● **Items**

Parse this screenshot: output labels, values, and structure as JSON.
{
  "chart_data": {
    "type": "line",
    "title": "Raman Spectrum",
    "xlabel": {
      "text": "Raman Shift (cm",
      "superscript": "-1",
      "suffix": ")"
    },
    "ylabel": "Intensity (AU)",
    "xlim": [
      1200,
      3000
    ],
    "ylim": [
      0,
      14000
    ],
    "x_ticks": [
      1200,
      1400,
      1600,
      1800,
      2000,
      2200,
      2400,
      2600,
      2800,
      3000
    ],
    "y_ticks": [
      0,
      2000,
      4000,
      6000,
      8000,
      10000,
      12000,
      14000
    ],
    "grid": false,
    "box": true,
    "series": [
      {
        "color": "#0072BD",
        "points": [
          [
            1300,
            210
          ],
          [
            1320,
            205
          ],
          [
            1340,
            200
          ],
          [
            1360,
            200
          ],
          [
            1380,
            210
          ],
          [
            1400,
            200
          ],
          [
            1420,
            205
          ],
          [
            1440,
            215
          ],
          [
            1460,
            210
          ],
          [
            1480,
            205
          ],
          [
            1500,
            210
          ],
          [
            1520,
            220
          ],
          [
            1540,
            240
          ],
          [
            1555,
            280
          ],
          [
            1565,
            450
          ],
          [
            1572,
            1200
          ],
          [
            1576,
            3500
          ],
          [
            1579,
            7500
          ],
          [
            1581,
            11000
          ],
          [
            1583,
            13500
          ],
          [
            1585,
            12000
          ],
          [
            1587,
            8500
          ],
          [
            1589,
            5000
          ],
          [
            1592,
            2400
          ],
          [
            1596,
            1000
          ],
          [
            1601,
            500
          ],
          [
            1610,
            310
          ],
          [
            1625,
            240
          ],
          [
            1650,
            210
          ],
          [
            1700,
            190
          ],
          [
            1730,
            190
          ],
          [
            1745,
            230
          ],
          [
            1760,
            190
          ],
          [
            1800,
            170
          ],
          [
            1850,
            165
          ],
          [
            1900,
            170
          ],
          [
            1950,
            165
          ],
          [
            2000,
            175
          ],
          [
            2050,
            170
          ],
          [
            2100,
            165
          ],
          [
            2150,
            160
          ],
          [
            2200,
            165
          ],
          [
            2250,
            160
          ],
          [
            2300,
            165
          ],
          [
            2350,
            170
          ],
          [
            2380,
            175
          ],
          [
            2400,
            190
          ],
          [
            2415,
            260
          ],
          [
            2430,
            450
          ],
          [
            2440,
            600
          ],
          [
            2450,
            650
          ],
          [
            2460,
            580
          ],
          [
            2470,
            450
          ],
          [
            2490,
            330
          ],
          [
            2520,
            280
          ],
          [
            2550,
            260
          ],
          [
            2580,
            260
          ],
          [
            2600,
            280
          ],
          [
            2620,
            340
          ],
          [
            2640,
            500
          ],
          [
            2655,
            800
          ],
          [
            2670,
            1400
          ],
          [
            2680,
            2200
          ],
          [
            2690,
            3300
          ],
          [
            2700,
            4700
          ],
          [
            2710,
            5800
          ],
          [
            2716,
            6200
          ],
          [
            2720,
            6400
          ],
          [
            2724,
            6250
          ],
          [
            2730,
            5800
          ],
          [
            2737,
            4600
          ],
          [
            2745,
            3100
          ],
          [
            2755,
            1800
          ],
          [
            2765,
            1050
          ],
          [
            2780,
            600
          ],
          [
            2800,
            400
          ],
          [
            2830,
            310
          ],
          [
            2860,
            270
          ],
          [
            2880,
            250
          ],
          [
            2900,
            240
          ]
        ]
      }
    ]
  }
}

● **Task description**
Print all of the entries again, exactly as written.

● **Exercise response**
Parse this screenshot: output labels, values, and structure as JSON.
{
  "chart_data": {
    "type": "line",
    "title": "Raman Spectrum",
    "xlabel": {
      "text": "Raman Shift (cm",
      "superscript": "-1",
      "suffix": ")"
    },
    "ylabel": "Intensity (AU)",
    "xlim": [
      1200,
      3000
    ],
    "ylim": [
      0,
      14000
    ],
    "x_ticks": [
      1200,
      1400,
      1600,
      1800,
      2000,
      2200,
      2400,
      2600,
      2800,
      3000
    ],
    "y_ticks": [
      0,
      2000,
      4000,
      6000,
      8000,
      10000,
      12000,
      14000
    ],
    "grid": false,
    "box": true,
    "series": [
      {
        "color": "#0072BD",
        "points": [
          [
            1300,
            210
          ],
          [
            1320,
            205
          ],
          [
            1340,
            200
          ],
          [
            1360,
            200
          ],
          [
            1380,
            210
          ],
          [
            1400,
            200
          ],
          [
            1420,
            205
          ],
          [
            1440,
            215
          ],
          [
            1460,
            210
          ],
          [
            1480,
            205
          ],
          [
            1500,
            210
          ],
          [
            1520,
            220
          ],
          [
            1540,
            240
          ],
          [
            1555,
            280
          ],
          [
            1565,
            450
          ],
          [
            1572,
            1200
          ],
          [
            1576,
            3500
          ],
          [
            1579,
            7500
          ],
          [
            1581,
            11000
          ],
          [
            1583,
            13500
          ],
          [
            1585,
            12000
          ],
          [
            1587,
            8500
          ],
          [
            1589,
            5000
          ],
          [
            1592,
            2400
          ],
          [
            1596,
            1000
          ],
          [
            1601,
            500
          ],
          [
            1610,
            310
          ],
          [
            1625,
            240
          ],
          [
            1650,
            210
          ],
          [
            1700,
            190
          ],
          [
            1730,
            190
          ],
          [
            1745,
            230
          ],
          [
            1760,
            190
          ],
          [
            1800,
            170
          ],
          [
            1850,
            165
          ],
          [
            1900,
            170
          ],
          [
            1950,
            165
          ],
          [
            2000,
            175
          ],
          [
            2050,
            170
          ],
          [
            2100,
            165
          ],
          [
            2150,
            160
          ],
          [
            2200,
            165
          ],
          [
            2250,
            160
          ],
          [
            2300,
            165
          ],
          [
            2350,
            170
          ],
          [
            2380,
            175
          ],
          [
            2400,
            190
          ],
          [
            2415,
            260
          ],
          [
            2430,
            450
          ],
          [
            2440,
            600
          ],
          [
            2450,
            650
          ],
          [
            2460,
            580
          ],
          [
            2470,
            450
          ],
          [
            2490,
            330
          ],
          [
            2520,
            280
          ],
          [
            2550,
            260
          ],
          [
            2580,
            260
          ],
          [
            2600,
            280
          ],
          [
            2620,
            340
          ],
          [
            2640,
            500
          ],
          [
            2655,
            800
          ],
          [
            2670,
            1400
          ],
          [
            2680,
            2200
          ],
          [
            2690,
            3300
          ],
          [
            2700,
            4700
          ],
          [
            2710,
            5800
          ],
          [
            2716,
            6200
          ],
          [
            2720,
            6400
          ],
          [
            2724,
            6250
          ],
          [
            2730,
            5800
          ],
          [
            2737,
            4600
          ],
          [
            2745,
            3100
          ],
          [
            2755,
            1800
          ],
          [
            2765,
            1050
          ],
          [
            2780,
            600
          ],
          [
            2800,
            400
          ],
          [
            2830,
            310
          ],
          [
            2860,
            270
          ],
          [
            2880,
            250
          ],
          [
            2900,
            240
          ]
        ]
      }
    ]
  }
}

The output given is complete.